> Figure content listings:

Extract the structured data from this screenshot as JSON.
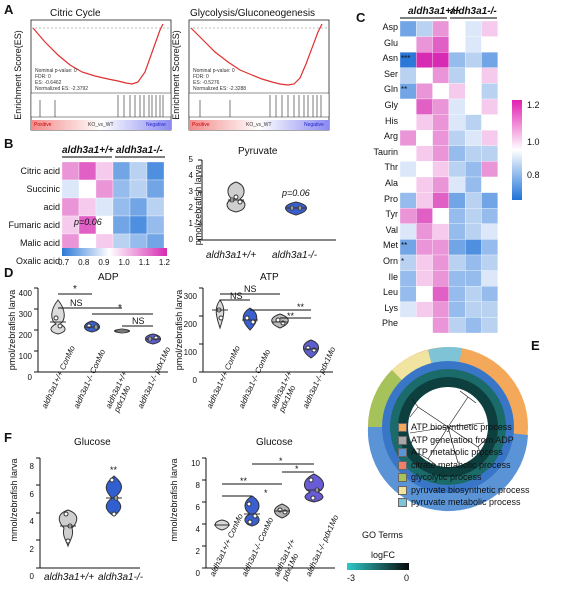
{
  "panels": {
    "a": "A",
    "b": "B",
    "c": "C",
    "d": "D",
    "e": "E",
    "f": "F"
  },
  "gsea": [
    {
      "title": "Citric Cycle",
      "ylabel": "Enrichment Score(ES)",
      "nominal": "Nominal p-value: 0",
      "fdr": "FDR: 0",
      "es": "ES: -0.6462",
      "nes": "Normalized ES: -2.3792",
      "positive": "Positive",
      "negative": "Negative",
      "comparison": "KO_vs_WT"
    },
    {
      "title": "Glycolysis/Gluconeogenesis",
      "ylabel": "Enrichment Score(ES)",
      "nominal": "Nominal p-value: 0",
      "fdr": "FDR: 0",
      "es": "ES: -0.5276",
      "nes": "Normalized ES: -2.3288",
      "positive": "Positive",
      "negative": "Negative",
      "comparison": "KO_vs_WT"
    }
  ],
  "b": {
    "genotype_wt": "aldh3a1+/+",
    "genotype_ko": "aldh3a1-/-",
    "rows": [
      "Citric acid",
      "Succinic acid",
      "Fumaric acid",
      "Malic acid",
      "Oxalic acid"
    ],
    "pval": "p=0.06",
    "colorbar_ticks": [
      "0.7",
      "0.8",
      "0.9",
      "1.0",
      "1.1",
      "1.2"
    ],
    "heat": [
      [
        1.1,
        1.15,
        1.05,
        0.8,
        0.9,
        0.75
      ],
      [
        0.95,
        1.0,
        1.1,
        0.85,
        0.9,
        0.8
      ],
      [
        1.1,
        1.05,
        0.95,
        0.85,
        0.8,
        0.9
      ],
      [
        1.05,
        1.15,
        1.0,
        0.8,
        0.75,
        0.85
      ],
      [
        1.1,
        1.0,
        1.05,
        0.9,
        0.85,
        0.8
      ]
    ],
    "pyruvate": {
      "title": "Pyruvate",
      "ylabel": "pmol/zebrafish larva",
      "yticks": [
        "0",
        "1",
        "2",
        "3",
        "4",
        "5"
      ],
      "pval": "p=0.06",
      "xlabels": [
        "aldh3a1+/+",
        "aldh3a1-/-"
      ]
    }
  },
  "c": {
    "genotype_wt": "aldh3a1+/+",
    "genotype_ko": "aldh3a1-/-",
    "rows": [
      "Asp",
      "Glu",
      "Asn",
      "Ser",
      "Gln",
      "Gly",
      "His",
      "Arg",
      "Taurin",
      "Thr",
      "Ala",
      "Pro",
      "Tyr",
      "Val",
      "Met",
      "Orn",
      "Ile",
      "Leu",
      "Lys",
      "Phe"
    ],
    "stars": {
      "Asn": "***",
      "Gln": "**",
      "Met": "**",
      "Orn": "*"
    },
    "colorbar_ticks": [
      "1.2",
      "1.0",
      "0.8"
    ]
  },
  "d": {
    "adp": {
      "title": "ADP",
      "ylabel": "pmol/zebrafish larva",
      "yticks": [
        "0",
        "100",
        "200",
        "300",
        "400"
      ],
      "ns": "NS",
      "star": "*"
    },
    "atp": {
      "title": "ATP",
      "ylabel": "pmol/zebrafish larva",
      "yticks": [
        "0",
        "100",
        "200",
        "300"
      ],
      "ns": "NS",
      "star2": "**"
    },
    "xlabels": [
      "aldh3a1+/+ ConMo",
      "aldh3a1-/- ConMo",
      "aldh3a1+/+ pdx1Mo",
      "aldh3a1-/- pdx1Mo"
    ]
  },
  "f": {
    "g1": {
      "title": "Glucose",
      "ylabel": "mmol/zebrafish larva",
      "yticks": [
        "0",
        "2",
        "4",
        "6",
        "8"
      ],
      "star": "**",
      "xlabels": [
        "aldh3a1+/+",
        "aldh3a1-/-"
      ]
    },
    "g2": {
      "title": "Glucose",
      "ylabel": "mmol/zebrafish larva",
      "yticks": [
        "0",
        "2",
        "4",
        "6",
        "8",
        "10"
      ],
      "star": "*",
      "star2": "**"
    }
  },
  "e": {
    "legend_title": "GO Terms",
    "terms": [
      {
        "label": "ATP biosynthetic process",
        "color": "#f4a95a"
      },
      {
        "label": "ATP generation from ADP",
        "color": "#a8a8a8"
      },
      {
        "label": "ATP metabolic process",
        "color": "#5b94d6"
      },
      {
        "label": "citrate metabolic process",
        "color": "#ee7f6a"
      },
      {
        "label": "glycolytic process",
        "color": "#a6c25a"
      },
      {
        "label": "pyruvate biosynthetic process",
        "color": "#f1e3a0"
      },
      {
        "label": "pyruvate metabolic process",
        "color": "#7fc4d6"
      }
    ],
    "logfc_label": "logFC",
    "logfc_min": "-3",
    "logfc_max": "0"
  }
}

> EXERCISE: Take from the entries every line that has the string "biosynthetic".

> SOLVED PROBLEM:
        "label": "ATP biosynthetic process",
        "label": "pyruvate biosynthetic process",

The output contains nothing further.